Condense the paragraph of the PIV passage that begins "The evaluation of the sound source integral" into a short bulleted list that keeps its main facts.

▶ _Document section_
====

The evaluation of the sound source integral of the Curle’s analogy (1955) would require the measurement of the surface pressure distribution along the entire airfoil span. However, despite the fact that thin-volume TOMO PIV enables the velocity measurement over a limited airfoil span-wise, it is relevant to evaluate the effect of the 3D-flow features on the pressure field, which is obtained under the hypothesis of 2D flow if based on planar PIV measurements. Furthermore, the scheme used for the evaluation of the material velocity derivative is studied in relation to the measurement accuracy. Therefore, experiments need to be conducted at sufficiently high temporal resolution in order to be able to decouple the effects of the latter from the above ones.

====

▶ _Stored rows_
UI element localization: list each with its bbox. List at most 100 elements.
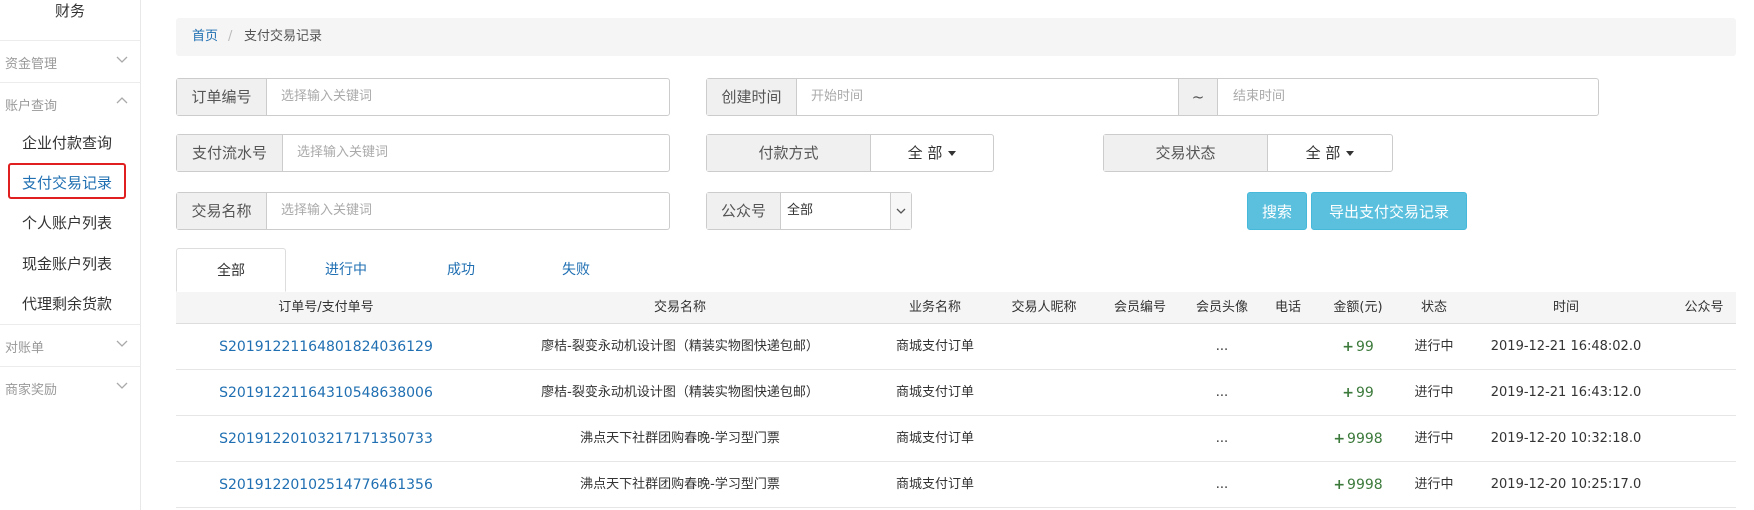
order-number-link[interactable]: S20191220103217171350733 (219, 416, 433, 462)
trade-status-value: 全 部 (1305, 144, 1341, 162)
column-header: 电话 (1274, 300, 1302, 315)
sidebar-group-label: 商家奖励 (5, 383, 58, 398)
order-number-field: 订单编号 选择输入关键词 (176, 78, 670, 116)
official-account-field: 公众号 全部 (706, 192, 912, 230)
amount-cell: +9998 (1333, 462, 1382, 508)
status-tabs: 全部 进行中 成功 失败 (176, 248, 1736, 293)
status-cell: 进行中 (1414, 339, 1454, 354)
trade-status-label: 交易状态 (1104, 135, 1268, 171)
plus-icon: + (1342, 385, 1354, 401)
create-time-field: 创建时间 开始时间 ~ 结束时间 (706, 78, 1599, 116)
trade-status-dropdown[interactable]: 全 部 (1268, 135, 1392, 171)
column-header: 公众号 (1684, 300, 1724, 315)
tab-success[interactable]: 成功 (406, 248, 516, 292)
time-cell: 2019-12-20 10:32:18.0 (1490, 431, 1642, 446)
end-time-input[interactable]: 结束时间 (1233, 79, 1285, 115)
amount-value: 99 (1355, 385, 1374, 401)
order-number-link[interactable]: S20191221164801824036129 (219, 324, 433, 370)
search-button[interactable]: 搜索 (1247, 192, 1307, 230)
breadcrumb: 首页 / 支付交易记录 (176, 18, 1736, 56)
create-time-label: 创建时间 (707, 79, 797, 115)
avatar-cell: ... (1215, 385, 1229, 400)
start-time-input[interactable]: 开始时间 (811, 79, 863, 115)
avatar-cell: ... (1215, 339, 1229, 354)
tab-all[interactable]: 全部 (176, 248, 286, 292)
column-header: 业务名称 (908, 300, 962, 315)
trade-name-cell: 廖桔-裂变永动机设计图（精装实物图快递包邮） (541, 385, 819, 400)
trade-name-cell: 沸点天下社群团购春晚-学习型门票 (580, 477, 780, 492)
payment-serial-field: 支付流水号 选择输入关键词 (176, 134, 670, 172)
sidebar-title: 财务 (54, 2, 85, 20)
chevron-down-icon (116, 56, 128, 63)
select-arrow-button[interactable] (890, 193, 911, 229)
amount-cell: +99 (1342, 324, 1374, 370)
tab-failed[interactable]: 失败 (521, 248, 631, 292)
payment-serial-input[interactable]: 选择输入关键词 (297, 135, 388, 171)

====

▶ _Response to this task_
- Evaluating the sound source integral of Curle's analogy (1955) would require measuring the surface pressure distribution along the entire airfoil span.
- Thin-volume TOMO PIV measures velocity over only a limited span-wise portion of the airfoil.
- It is still relevant to assess how 3D-flow features affect the pressure field, which planar PIV yields under a 2D-flow hypothesis.
- The scheme for evaluating the material velocity derivative is also studied in relation to measurement accuracy.
- Experiments therefore need sufficiently high temporal resolution to decouple the effects of this scheme from the 3D-flow effects.